• What to work on
Look below. Copy each line that has "color" in it.

• Input rows
__________
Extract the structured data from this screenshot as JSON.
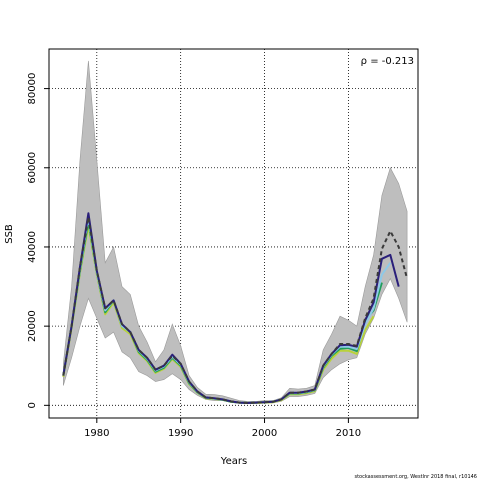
{
  "chart_data": {
    "type": "line",
    "xlabel": "Years",
    "ylabel": "SSB",
    "xlim": [
      1974.3,
      2018.3
    ],
    "ylim": [
      -3200,
      90000
    ],
    "xticks": [
      1980,
      1990,
      2000,
      2010
    ],
    "yticks": [
      0,
      20000,
      40000,
      60000,
      80000
    ],
    "grid": "dotted",
    "annotation": "ρ = -0.213",
    "credit": "stockassessment.org, Westlnr 2018 final, r10146",
    "band": {
      "x": [
        1976,
        1977,
        1978,
        1979,
        1980,
        1981,
        1982,
        1983,
        1984,
        1985,
        1986,
        1987,
        1988,
        1989,
        1990,
        1991,
        1992,
        1993,
        1994,
        1995,
        1996,
        1997,
        1998,
        1999,
        2000,
        2001,
        2002,
        2003,
        2004,
        2005,
        2006,
        2007,
        2008,
        2009,
        2010,
        2011,
        2012,
        2013,
        2014,
        2015,
        2016,
        2017
      ],
      "lower": [
        5000,
        12000,
        20000,
        27000,
        22000,
        17000,
        18500,
        13500,
        12000,
        8500,
        7500,
        6000,
        6500,
        8000,
        6500,
        4000,
        2500,
        1500,
        1200,
        1200,
        800,
        600,
        500,
        500,
        600,
        600,
        1000,
        2200,
        2200,
        2500,
        3000,
        7000,
        9000,
        10500,
        11500,
        12000,
        18000,
        22000,
        28000,
        32000,
        27000,
        21000
      ],
      "upper": [
        10500,
        30000,
        62000,
        87000,
        62000,
        36000,
        40000,
        30000,
        28000,
        20000,
        16000,
        11000,
        14000,
        20500,
        15000,
        7500,
        4500,
        2800,
        2700,
        2400,
        1800,
        1200,
        1000,
        1000,
        1200,
        1200,
        1900,
        4300,
        4100,
        4300,
        5000,
        14000,
        18000,
        22500,
        21500,
        20000,
        30000,
        38000,
        53000,
        60000,
        56000,
        49000
      ]
    },
    "series": [
      {
        "color": "#3a3a3a",
        "style": "dashed",
        "values": [
          7500,
          20000,
          35000,
          47500,
          34000,
          24500,
          26500,
          20500,
          18500,
          14000,
          12000,
          9000,
          10000,
          12500,
          10500,
          6000,
          3500,
          2000,
          1800,
          1500,
          1000,
          700,
          600,
          700,
          800,
          900,
          1500,
          3200,
          3200,
          3500,
          4000,
          10000,
          13000,
          15500,
          15500,
          15000,
          22000,
          27000,
          39500,
          44000,
          40000,
          32000
        ]
      },
      {
        "color": "#2a1f7a",
        "style": "solid",
        "values": [
          7500,
          20000,
          35000,
          48500,
          34000,
          24500,
          26500,
          20500,
          18500,
          14000,
          12000,
          9000,
          10000,
          12800,
          10500,
          6000,
          3500,
          2000,
          1800,
          1500,
          1000,
          700,
          600,
          700,
          800,
          900,
          1500,
          3200,
          3200,
          3500,
          4000,
          10000,
          13000,
          15200,
          15300,
          14800,
          21500,
          26000,
          37000,
          38000,
          30000
        ]
      },
      {
        "color": "#8ec9e8",
        "style": "solid",
        "values": [
          7500,
          20000,
          34500,
          47500,
          33500,
          24000,
          26500,
          20000,
          18500,
          13800,
          11800,
          8800,
          9800,
          12300,
          10300,
          5800,
          3400,
          2000,
          1700,
          1500,
          1000,
          700,
          600,
          700,
          800,
          900,
          1500,
          3100,
          3100,
          3400,
          3900,
          9800,
          12800,
          14800,
          14800,
          14200,
          20500,
          24500,
          33000,
          36000
        ]
      },
      {
        "color": "#1f9e5a",
        "style": "solid",
        "values": [
          7500,
          20000,
          34000,
          46500,
          33500,
          23500,
          26500,
          20000,
          18500,
          13500,
          11500,
          8500,
          9500,
          12000,
          10000,
          5600,
          3300,
          1900,
          1700,
          1400,
          900,
          700,
          600,
          700,
          800,
          900,
          1500,
          3000,
          3000,
          3300,
          3800,
          9500,
          12500,
          14300,
          14500,
          13700,
          21500,
          24000,
          31000
        ]
      },
      {
        "color": "#b9d23a",
        "style": "solid",
        "values": [
          7200,
          19500,
          33500,
          45500,
          33000,
          23000,
          26000,
          19500,
          18000,
          13200,
          11200,
          8200,
          9200,
          11700,
          9700,
          5400,
          3200,
          1800,
          1600,
          1400,
          900,
          700,
          600,
          600,
          700,
          800,
          1300,
          2800,
          2800,
          3100,
          3600,
          9000,
          11800,
          13800,
          13800,
          13000,
          19000,
          22500
        ]
      }
    ]
  }
}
__________
• Correct response
        "color": "#3a3a3a",
        "color": "#2a1f7a",
        "color": "#8ec9e8",
        "color": "#1f9e5a",
        "color": "#b9d23a",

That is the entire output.